Brano di lettura:
____________
Le disposizioni generali del d. lgs. 150/2011, al Capo I, contengono la disciplina comune ad ognuna delle categorie e, precisamente, con riguardo alle controversie disciplinate dal rito del lavoro, l’art. 2 prevede che non si applichino, salvo che siano espressamente richiamati, gli artt. 413, 415 settimo comma, 417, 417-bis, 420-bis, 421 terzo comma e sesto comma, 433, 438 secondo comma e 439 c.p.c.
Salvo che sia diversamente disposto, i poteri istruttori previsti dall’art. 421 secondo comma, c.p.c., non vengono esercitati al di fuori dei limiti previsti dal Codice civile.
La tematica della trattazione di tali materie con il rito lavoro, seppur sia trascorso già un decennio dal decreto legislativo del 2011, ha sempre destato interesse sia in dottrina che in giurisprudenza.
Infatti, anche in tempi recenti, è stato sottoposto all’attenzione della Suprema Corte [3] un caso inerente l’applicazione del rito lavoro alle opposizioni a sanzioni amministrative; il caso presentava alcune peculiarità, e, sebbene la Corte si fosse pronunciata con un’ordinanza piuttosto stringata, è verosimile, leggendo le motivazioni, che la Prefettura abbia introdotto il giudizio di appello con atto di citazione in luogo al ricorso, e che lo stesso difettasse di una completa vocatio in ius[4].
È pacifico in giurisprudenza che è nullo l’atto di citazione ove sia completamente omessa la data di udienza. [5]
Tuttavia, nella causa oggetto della ordinanza n. 533/2018, si costituiva comunque in giudizio la parte appellata e si svolgeva il giudizio presso il Tribunale in grado di appello; il ricorrente, in cassazione, deduceva quindi la intera nullità dell’atto di citazione per violazione del contraddittorio e la conseguente nullità della sentenza di secondo grado, con conseguente passaggio in giudicato della sentenza del Giudice di Pace.
La Cassazione, con ordinanza n. 533/2018, respingeva le doglianze avanzate da parte ricorrente, richiamandosi al D.lgs. 150/2011, recante “Disposizioni complementari al Codice di procedura civile in materia di riduzione e semplificazione dei procedimenti civili di cognizione, ai sensi dell’art. 54 della legge 18 giugno 2009, n.69”, osservando come l’art. 7 del d. lgs. 150/2011 avesse esteso il rito lavoro a tutte le controversie precedentemente disciplinate dall’art. 204 bis c.d.s.
Per tali ragioni, l’appello avrebbe dovuto essere proposto nella forma del ricorso, con le modalità e i termini previsti dall’art. 434 c.p.c. e con termine a comparire di soli 25 giorni ex art. 435, terzo comma c.p.c.[6]
La Corte di Cassazione, in detta pronuncia, rilevava infatti che il decreto legislativo entrava in vigore l’11 settembre 2011, venendo applicato a tutte le controversie insorte dopo tale momento, e quindi anche al caso di specie, dovendosi ritenere l’appello tempestivo[7].
____________
Materiale fornito:
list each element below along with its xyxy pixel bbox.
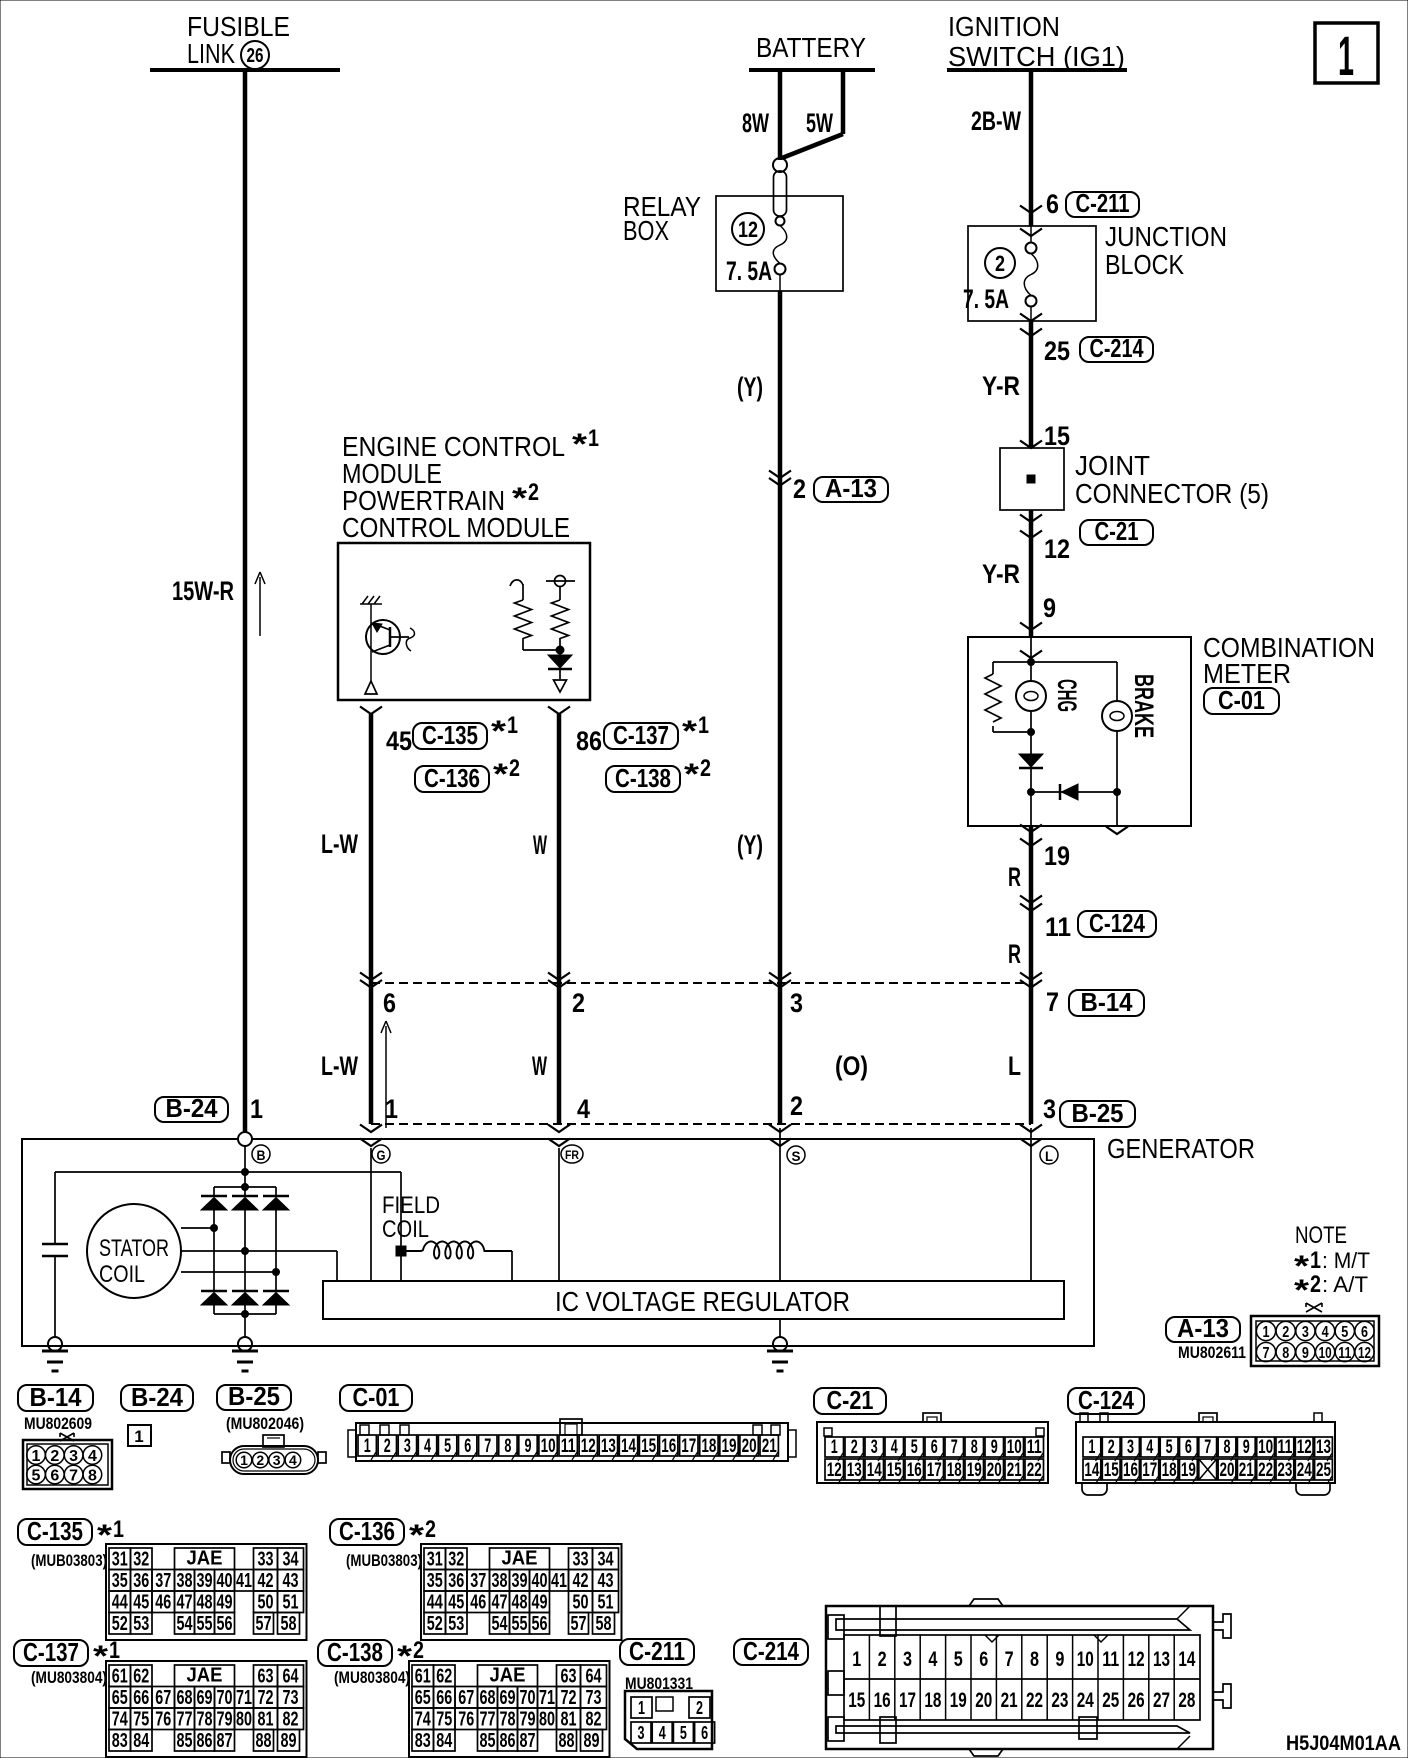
____________
Obiettivi:
[1] Secondo il brano di lettura, in che data è entrato in vigore il decreto legislativo n. 150/2011?
[2] Traduci in inglese questa frase del brano di lettura: "È pacifico in giurisprudenza che è nullo l’atto di citazione ove sia completamente omessa la data di udienza."

Risultati:
[1] L'11 settembre 2011.

[2] It is settled in case law that a writ of summons is null where the hearing date is entirely omitted.